(YOUR INSTRUCTIONS): Beginning with the line that holds "Transcribe this image's", set down each line of the data below through the very last, exactly as given, and nothing beyond that.

(LISTING):
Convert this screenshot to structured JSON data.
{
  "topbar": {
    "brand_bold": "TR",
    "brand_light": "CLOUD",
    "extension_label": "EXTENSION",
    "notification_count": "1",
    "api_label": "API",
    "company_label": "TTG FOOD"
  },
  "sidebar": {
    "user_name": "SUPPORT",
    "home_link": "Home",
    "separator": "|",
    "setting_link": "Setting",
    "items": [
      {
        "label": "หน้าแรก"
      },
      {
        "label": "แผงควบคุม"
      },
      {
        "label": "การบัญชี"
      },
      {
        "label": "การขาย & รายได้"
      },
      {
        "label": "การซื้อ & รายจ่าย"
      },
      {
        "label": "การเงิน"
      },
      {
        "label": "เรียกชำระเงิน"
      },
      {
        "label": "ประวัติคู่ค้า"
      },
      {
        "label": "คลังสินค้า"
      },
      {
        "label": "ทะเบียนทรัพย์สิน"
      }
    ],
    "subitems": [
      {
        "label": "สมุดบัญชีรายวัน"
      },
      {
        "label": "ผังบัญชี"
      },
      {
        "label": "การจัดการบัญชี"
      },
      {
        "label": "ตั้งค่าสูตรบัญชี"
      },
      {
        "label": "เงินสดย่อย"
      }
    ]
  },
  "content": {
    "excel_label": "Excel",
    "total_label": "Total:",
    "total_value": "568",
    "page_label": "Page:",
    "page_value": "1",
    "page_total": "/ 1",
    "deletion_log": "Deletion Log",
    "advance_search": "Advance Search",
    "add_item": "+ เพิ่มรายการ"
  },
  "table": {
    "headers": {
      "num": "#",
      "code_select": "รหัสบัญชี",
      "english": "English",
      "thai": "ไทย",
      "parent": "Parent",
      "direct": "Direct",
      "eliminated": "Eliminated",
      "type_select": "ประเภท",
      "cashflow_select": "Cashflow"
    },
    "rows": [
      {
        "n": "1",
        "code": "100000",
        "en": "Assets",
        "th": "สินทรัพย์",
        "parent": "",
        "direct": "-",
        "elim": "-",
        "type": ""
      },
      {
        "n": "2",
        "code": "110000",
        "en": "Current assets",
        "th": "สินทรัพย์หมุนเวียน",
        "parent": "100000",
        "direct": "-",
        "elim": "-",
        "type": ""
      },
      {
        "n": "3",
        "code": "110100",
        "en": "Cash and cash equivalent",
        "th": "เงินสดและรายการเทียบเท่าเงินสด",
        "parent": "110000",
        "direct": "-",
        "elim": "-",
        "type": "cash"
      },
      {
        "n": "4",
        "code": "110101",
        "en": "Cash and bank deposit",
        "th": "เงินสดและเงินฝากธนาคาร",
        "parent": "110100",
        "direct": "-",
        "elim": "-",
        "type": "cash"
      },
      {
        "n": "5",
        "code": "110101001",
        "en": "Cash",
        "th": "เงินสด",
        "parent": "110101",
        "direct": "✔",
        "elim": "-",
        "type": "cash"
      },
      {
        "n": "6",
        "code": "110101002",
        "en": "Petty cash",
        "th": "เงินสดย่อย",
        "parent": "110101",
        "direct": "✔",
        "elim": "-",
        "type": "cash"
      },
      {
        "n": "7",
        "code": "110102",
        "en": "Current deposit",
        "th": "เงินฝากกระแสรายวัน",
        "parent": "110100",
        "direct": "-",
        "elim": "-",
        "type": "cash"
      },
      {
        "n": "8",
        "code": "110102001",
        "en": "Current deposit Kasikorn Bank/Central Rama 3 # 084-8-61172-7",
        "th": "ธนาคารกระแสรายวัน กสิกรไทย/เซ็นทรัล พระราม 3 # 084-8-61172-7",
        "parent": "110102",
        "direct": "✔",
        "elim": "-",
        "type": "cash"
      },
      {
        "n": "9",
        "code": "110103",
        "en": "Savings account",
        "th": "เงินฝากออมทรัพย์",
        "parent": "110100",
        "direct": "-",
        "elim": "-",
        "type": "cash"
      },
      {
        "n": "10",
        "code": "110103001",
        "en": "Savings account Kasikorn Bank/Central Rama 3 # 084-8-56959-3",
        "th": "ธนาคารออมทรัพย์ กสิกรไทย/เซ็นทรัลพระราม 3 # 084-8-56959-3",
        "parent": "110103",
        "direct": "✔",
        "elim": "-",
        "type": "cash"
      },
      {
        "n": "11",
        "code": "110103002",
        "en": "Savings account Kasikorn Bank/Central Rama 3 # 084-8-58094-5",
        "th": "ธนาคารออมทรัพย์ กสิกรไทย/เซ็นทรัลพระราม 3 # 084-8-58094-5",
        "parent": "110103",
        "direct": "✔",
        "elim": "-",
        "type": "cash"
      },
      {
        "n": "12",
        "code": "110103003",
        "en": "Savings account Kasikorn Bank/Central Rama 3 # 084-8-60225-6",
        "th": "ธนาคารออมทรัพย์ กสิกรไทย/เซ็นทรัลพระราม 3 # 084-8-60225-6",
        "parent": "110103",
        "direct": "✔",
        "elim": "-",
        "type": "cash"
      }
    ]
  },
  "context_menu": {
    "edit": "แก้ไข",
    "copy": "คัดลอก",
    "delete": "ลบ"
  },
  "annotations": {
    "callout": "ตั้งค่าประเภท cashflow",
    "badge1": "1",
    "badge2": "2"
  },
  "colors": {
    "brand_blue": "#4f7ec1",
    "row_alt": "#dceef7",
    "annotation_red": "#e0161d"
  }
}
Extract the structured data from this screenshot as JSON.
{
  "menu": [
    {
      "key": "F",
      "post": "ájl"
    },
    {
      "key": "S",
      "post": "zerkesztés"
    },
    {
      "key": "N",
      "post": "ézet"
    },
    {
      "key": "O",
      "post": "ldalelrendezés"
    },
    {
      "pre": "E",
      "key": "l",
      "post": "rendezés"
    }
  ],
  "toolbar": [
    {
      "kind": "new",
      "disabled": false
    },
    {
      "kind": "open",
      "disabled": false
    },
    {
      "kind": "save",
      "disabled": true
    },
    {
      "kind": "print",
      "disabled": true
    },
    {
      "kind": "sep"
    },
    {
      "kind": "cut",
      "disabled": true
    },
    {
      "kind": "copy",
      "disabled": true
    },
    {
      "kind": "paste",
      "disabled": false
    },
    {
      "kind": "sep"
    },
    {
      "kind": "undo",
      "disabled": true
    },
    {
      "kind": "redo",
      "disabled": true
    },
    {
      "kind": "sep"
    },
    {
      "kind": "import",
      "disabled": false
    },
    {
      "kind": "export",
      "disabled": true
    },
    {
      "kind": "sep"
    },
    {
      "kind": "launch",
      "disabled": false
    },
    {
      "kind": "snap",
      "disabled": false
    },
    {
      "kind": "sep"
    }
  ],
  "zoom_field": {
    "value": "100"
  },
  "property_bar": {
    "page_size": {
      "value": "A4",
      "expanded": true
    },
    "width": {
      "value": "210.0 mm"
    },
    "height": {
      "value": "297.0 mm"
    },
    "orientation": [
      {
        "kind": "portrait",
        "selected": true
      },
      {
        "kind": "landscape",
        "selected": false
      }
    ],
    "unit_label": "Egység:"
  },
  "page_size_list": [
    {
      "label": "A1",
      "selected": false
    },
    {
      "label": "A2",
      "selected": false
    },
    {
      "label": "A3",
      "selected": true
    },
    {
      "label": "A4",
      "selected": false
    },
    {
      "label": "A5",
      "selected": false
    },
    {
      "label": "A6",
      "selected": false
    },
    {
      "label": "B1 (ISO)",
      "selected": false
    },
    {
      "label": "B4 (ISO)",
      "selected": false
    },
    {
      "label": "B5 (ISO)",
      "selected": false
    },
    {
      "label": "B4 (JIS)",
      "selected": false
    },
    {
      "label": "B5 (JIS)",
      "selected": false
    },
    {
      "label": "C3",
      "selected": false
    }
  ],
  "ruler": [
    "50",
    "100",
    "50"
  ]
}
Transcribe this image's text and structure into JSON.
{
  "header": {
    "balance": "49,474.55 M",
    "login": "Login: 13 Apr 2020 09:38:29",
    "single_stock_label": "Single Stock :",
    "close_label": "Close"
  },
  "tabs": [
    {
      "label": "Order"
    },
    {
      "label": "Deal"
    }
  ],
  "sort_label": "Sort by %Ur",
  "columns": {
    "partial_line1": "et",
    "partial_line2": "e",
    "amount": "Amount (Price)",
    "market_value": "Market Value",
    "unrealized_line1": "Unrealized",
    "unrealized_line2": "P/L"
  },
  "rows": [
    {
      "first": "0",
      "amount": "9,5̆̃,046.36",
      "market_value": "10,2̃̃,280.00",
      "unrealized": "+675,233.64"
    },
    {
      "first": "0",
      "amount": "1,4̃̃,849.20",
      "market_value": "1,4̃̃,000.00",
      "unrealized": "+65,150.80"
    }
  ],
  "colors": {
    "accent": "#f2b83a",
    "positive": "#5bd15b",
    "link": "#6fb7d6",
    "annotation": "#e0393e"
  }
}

(RESULT OF THE TASK):
Transcribe this image's text and structure into JSON.
{
  "header": {
    "balance": "49,474.55 M",
    "login": "Login: 13 Apr 2020 09:38:29",
    "single_stock_label": "Single Stock :",
    "close_label": "Close"
  },
  "tabs": [
    {
      "label": "Order"
    },
    {
      "label": "Deal"
    }
  ],
  "sort_label": "Sort by %Ur",
  "columns": {
    "partial_line1": "et",
    "partial_line2": "e",
    "amount": "Amount (Price)",
    "market_value": "Market Value",
    "unrealized_line1": "Unrealized",
    "unrealized_line2": "P/L"
  },
  "rows": [
    {
      "first": "0",
      "amount": "9,5̆̃,046.36",
      "market_value": "10,2̃̃,280.00",
      "unrealized": "+675,233.64"
    },
    {
      "first": "0",
      "amount": "1,4̃̃,849.20",
      "market_value": "1,4̃̃,000.00",
      "unrealized": "+65,150.80"
    }
  ],
  "colors": {
    "accent": "#f2b83a",
    "positive": "#5bd15b",
    "link": "#6fb7d6",
    "annotation": "#e0393e"
  }
}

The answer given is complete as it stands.